— WORK TO BE COMPLETED —
Pull out every line containing the string "color".

━━━━━ GIVEN RECORDS ━━━━━

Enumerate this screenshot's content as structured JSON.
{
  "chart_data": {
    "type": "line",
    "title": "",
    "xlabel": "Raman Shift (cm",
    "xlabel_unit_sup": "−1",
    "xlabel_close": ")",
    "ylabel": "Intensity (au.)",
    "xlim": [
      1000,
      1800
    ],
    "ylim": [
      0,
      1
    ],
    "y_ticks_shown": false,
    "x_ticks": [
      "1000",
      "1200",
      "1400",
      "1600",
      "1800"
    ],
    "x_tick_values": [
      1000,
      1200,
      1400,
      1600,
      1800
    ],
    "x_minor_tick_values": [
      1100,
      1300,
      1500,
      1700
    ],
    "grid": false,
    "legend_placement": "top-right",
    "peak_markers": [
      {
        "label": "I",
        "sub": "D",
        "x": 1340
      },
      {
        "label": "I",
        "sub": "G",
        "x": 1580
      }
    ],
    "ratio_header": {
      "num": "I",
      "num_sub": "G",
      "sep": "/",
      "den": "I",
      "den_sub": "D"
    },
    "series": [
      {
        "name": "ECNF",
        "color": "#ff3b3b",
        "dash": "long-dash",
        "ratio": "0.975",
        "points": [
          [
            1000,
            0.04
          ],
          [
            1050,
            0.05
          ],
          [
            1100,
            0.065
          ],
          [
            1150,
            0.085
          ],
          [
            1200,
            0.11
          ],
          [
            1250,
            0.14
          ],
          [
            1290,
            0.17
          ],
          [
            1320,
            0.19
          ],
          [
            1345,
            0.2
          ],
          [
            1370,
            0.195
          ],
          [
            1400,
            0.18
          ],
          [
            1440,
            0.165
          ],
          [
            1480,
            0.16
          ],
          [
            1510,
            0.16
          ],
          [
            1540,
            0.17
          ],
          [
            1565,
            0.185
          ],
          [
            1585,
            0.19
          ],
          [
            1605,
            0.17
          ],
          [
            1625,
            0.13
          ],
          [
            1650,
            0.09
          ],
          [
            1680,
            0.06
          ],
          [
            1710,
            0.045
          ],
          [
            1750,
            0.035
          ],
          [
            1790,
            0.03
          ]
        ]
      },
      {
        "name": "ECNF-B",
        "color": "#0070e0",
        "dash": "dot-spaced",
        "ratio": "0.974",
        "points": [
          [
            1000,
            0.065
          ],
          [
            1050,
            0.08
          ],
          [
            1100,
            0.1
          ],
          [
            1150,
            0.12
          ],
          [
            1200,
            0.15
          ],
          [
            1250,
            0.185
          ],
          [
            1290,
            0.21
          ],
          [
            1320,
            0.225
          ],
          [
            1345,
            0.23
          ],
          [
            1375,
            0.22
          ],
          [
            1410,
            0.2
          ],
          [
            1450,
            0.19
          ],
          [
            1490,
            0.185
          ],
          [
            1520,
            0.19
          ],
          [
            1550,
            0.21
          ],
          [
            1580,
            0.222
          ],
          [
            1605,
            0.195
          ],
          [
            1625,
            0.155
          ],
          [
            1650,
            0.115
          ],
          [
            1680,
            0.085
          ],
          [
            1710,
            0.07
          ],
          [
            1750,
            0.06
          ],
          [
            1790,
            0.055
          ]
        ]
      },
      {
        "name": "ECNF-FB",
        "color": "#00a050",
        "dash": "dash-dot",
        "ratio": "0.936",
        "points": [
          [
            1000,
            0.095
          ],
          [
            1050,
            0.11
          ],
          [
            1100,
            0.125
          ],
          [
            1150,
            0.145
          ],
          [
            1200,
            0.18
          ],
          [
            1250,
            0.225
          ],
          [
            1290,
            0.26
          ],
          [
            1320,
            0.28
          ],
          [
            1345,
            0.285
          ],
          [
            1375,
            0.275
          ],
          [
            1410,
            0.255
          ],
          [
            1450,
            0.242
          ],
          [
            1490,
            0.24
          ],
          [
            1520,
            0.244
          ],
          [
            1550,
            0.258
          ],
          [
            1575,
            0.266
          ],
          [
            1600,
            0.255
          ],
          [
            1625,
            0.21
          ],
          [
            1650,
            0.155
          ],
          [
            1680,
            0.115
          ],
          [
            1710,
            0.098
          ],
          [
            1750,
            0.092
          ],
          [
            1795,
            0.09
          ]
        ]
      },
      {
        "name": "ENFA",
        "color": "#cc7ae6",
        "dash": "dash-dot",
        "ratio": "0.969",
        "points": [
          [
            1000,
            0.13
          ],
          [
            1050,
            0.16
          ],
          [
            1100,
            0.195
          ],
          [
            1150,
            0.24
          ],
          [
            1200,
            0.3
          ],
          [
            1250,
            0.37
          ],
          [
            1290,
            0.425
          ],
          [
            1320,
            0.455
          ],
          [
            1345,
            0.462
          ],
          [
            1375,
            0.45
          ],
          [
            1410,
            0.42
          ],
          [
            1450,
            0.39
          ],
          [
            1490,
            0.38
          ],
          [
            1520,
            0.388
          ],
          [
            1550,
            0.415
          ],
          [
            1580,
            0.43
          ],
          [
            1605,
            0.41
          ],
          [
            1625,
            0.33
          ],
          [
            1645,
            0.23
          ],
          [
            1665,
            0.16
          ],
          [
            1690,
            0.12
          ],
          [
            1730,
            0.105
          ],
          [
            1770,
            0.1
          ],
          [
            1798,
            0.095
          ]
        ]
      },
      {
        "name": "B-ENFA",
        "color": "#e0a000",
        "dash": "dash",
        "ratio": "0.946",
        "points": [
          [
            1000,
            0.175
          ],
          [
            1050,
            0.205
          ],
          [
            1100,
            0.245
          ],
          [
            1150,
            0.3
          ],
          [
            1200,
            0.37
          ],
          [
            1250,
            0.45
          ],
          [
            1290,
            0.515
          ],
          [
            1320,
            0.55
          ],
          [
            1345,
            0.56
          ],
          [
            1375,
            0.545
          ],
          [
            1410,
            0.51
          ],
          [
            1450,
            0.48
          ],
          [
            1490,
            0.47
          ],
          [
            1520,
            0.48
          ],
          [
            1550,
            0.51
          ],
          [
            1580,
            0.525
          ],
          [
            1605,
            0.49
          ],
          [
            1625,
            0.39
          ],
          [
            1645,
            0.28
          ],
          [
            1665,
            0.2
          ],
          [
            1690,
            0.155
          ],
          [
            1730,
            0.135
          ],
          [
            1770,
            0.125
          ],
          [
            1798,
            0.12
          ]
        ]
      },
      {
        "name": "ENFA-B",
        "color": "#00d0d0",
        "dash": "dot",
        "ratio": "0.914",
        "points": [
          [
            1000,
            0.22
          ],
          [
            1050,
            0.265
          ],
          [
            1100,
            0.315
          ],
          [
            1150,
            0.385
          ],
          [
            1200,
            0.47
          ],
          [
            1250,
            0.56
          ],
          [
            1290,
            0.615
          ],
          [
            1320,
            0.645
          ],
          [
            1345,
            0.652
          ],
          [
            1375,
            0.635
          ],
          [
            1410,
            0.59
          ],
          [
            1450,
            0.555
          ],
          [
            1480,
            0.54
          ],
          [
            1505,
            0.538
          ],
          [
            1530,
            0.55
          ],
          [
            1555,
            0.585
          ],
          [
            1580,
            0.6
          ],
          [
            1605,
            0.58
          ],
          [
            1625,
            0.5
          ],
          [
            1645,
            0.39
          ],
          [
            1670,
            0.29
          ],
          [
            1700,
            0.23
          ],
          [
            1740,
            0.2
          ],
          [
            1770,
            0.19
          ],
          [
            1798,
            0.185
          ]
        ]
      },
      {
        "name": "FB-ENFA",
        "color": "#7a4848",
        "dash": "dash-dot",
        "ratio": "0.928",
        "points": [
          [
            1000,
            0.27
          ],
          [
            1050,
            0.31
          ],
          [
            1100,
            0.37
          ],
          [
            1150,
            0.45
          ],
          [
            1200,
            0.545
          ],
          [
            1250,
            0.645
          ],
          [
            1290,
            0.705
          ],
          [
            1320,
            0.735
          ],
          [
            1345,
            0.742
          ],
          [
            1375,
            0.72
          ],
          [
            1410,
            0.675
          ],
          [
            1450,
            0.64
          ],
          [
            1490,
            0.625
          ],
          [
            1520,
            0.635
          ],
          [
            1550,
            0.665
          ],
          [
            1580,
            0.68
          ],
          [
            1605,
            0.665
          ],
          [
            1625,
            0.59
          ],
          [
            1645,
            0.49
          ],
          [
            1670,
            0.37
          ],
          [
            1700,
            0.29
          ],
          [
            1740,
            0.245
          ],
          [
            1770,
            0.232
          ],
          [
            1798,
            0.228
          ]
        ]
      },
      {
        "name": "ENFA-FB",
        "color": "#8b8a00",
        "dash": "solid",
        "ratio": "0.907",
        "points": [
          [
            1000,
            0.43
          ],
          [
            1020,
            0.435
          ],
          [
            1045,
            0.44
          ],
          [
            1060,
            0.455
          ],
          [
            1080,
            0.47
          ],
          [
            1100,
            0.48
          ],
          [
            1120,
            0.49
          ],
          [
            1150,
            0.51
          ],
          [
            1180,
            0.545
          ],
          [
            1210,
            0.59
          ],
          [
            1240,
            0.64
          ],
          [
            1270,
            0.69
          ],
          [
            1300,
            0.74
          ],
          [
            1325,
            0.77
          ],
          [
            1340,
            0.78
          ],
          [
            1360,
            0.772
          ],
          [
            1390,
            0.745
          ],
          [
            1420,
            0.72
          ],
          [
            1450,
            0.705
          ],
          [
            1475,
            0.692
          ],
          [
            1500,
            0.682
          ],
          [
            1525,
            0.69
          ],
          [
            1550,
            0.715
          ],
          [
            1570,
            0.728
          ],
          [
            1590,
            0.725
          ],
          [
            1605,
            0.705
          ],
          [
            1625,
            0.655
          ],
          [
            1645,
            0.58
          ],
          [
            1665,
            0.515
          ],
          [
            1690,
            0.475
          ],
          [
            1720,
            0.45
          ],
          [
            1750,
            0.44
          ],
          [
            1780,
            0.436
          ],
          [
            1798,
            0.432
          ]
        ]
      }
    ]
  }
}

━━━━━

— OUTPUT OF THE TASK —
        "color": "#ff3b3b",
        "color": "#0070e0",
        "color": "#00a050",
        "color": "#cc7ae6",
        "color": "#e0a000",
        "color": "#00d0d0",
        "color": "#7a4848",
        "color": "#8b8a00",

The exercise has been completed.